→ **Prompt**
Below are the records. Gather each line that holds "structure".

+++ Extracted information

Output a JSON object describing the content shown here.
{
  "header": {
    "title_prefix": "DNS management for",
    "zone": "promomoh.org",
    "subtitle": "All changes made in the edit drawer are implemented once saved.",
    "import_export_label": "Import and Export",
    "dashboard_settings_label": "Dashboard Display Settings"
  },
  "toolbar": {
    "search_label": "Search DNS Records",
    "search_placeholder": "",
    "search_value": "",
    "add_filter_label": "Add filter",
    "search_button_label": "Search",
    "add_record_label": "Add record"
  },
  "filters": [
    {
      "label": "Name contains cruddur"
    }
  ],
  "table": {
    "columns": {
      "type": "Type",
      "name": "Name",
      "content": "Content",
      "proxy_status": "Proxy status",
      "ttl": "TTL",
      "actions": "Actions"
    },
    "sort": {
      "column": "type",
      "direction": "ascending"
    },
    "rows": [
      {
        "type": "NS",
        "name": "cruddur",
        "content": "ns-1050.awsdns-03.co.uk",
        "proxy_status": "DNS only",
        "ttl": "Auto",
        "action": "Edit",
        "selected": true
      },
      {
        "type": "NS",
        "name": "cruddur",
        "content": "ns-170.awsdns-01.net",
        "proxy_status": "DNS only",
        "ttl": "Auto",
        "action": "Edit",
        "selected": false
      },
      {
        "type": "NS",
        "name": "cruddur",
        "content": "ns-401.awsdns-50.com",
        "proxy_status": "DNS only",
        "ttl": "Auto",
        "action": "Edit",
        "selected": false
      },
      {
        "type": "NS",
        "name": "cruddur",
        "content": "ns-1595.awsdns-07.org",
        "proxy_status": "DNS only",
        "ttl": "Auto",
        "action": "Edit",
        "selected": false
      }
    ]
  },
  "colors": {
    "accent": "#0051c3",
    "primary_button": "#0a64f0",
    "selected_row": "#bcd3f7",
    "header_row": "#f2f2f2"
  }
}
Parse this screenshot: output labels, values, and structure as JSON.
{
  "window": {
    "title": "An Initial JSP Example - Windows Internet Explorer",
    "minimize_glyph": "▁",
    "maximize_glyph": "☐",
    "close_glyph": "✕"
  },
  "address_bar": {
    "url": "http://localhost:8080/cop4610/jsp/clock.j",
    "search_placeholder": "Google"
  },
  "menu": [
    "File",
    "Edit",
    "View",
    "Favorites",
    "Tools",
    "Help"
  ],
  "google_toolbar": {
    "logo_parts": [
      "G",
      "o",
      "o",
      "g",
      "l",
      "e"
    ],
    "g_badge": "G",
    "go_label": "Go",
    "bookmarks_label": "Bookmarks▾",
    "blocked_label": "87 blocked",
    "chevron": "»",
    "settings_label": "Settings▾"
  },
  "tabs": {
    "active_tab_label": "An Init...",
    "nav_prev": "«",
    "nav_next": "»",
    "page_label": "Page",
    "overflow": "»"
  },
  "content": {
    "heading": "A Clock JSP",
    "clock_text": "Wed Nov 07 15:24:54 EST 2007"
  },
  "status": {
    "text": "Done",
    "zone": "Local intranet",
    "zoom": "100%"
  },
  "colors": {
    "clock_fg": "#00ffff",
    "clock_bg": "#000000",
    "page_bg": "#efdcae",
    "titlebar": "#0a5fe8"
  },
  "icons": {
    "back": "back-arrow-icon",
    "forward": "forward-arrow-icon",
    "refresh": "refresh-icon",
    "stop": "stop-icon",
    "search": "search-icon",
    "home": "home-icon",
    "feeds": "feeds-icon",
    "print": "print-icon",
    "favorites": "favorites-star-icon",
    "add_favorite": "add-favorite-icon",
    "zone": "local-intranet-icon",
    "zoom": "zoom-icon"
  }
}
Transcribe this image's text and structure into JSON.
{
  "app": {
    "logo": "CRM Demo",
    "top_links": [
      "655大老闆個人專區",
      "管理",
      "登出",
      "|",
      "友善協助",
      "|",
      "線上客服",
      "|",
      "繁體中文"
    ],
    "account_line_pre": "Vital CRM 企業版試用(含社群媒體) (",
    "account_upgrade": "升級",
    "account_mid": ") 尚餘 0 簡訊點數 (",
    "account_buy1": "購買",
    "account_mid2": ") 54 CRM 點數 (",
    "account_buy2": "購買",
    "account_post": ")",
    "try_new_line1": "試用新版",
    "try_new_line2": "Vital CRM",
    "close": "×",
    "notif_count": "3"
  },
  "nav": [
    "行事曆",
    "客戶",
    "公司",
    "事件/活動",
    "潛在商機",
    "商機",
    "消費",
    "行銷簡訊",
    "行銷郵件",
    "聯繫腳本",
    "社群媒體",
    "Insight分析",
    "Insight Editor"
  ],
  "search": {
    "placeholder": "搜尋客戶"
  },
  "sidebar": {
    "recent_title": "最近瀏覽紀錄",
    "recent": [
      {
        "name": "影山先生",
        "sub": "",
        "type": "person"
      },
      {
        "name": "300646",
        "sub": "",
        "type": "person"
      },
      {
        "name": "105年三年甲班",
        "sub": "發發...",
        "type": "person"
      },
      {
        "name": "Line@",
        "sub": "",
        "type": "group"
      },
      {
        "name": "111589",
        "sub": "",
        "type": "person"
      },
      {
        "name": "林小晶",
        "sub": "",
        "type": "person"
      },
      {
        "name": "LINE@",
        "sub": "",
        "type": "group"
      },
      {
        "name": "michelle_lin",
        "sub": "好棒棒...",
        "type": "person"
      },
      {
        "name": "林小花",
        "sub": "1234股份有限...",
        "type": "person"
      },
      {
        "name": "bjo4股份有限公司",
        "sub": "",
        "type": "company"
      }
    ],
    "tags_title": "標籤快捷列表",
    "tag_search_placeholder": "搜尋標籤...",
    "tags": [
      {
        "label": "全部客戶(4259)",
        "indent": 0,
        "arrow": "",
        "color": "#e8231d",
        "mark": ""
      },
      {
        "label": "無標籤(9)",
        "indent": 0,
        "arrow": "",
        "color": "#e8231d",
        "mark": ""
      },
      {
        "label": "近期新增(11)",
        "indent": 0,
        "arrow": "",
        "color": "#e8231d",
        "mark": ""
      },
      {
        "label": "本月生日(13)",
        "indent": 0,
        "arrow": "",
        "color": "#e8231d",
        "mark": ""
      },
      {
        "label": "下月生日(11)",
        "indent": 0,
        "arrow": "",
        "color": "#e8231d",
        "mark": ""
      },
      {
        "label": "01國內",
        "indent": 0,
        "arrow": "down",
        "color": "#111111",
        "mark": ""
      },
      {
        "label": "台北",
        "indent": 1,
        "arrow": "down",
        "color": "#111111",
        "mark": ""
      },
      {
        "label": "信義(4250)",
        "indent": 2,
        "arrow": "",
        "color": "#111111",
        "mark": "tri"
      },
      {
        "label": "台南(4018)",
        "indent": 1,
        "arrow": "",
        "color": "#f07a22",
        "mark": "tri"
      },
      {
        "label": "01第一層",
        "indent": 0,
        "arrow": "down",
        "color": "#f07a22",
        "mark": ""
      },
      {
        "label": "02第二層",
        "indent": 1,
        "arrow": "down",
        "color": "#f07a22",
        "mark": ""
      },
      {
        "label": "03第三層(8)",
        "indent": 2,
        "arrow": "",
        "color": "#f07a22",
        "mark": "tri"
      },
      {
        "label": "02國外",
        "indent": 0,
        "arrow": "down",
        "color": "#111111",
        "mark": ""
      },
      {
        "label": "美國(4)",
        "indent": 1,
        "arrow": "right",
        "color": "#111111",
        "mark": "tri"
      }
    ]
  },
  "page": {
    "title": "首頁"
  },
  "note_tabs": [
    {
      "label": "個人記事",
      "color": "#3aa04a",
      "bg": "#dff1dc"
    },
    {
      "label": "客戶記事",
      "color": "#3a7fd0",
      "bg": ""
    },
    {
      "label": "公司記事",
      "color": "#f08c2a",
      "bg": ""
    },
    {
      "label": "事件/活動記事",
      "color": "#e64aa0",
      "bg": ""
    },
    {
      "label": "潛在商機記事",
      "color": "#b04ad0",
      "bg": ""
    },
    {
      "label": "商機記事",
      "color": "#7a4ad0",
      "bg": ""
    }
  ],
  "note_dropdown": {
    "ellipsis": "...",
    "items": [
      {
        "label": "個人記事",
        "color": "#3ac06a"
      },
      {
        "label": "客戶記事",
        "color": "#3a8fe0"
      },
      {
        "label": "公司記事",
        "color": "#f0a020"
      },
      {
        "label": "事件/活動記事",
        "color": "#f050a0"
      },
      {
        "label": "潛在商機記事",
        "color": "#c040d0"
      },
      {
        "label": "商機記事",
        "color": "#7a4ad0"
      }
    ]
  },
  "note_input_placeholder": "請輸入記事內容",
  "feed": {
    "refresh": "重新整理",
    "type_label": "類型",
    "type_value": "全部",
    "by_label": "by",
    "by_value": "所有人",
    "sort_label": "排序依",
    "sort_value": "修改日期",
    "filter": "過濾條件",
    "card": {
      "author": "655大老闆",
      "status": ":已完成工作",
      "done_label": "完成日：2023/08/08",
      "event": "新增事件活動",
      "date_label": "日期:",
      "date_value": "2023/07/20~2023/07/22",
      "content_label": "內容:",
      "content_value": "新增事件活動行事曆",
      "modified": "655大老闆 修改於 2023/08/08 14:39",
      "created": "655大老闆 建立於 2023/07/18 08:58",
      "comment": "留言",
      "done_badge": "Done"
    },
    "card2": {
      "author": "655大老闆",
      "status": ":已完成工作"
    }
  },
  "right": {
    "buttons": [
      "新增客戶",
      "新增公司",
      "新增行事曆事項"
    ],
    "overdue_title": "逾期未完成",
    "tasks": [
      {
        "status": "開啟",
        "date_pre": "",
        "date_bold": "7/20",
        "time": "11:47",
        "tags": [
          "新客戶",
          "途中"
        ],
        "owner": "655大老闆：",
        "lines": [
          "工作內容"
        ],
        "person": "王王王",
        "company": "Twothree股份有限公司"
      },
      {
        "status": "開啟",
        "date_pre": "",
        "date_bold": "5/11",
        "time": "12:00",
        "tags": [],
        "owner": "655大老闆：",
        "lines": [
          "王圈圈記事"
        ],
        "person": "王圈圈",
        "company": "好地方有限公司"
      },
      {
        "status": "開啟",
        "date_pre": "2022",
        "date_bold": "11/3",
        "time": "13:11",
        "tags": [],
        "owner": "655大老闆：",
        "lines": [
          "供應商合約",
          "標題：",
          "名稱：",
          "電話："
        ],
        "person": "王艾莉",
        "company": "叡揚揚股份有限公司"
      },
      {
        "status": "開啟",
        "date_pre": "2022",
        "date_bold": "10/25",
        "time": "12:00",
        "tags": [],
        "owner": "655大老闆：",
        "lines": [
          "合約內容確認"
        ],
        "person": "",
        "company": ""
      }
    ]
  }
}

++++++

→ **Exercise output**
Parse this screenshot: output labels, values, and structure as JSON.
Transcribe this image's text and structure into JSON.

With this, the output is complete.